* _O que fazer_:
(a) No texto sobre relacionamentos “sugar”, por que os “sugar daddies” procuram alguém que saiba conversar e se portar? Responda em uma a três frases.
(b) Cite, sem alterações, o trecho do texto sobre relacionamentos “sugar” que vai de “José Roberto Miney” até “restaurantes, espetáculos, viagens.”.

* _Texto para leitura_:
::::::::::

José Roberto Miney e Jairo Bouer Publicado em 03/04/2021, às 12h00
O relacionamento “sugar” acontece entre “sugar babies” e “sugar daddies”. Elas geralmente se descrevem como “mulheres jovens, bonitas, inteligentes e independentes”. Eles são homens mais velhos, bem-sucedidos, não raro casados ou separados.
Elas buscam um benfeitor que possa lhes proporcionar conforto, entretenimento, apoio profissional ou acadêmico, mas não necessariamente remuneração em espécie. Eles querem, além dos atributos físicos, alguém que saiba conversar, se portar e, por isso, que possa aparecer em público em sua companhia, em restaurantes, espetáculos, viagens.
“Sugar babies” e “sugar daddies” costumam estabelecer regras claras entre si, sem promessas de compromisso, cobranças e prazo definido. Esses acordos, cuja característica principal é a de serem mutuamente benéficos, parecem ser um dos atrativos dessa forma de se relacionar.
Os termos “sugar baby” e “sugar daddy” foram cunhados durante as primeiras décadas do século XX nos Estados Unidos, segundo alguns pesquisadores. No entanto, começaram a se popularizar com o surgimento de sites de relacionamento dedicados ao público “sugar”.
Os termos são relativamente recentes, mas o fenômeno, nem tanto. Esse é o caso das cortesãs durante o período da Renascença europeia, e das gueixas do Japão do século XVIII. Mesmo no Brasil do século XIX, a situação foi retratada por José de Alencar, em seu romance “Lucíola”.

::::::::::

* _Dados_:
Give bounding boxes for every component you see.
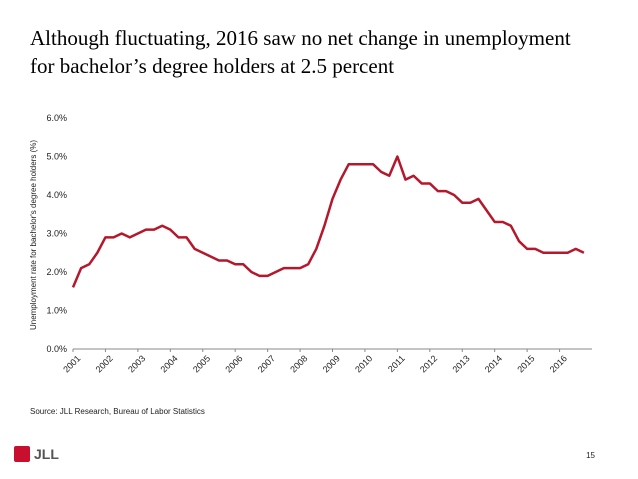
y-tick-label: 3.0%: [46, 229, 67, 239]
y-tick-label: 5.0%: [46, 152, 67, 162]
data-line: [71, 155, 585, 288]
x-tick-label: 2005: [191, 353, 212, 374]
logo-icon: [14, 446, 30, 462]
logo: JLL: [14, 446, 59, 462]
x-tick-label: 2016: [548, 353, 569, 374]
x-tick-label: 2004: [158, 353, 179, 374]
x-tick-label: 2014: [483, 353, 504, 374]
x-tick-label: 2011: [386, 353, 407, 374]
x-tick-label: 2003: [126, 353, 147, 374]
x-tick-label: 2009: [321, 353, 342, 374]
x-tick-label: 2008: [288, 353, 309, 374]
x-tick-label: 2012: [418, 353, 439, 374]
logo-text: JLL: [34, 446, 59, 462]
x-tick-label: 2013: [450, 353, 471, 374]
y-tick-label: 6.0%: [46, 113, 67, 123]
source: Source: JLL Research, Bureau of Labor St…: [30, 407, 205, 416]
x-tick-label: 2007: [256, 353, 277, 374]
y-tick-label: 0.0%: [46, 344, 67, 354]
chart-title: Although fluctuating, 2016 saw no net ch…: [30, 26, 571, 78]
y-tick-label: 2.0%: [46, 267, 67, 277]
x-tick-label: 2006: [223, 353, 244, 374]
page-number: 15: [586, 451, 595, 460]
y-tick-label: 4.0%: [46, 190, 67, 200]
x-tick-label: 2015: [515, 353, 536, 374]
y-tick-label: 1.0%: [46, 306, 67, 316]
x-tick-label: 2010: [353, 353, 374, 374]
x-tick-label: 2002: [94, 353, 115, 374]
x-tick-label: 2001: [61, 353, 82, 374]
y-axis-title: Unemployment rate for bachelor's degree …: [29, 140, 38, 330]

::::::::::

* _Respostas dos exercícios_:
(a) Porque uma pessoa assim pode aparecer em público na companhia deles, em restaurantes, espetáculos e viagens.

(b)
José Roberto Miney e Jairo Bouer Publicado em 03/04/2021, às 12h00
O relacionamento “sugar” acontece entre “sugar babies” e “sugar daddies”. Elas geralmente se descrevem como “mulheres jovens, bonitas, inteligentes e independentes”. Eles são homens mais velhos, bem-sucedidos, não raro casados ou separados.
Elas buscam um benfeitor que possa lhes proporcionar conforto, entretenimento, apoio profissional ou acadêmico, mas não necessariamente remuneração em espécie. Eles querem, além dos atributos físicos, alguém que saiba conversar, se portar e, por isso, que possa aparecer em público em sua companhia, em restaurantes, espetáculos, viagens.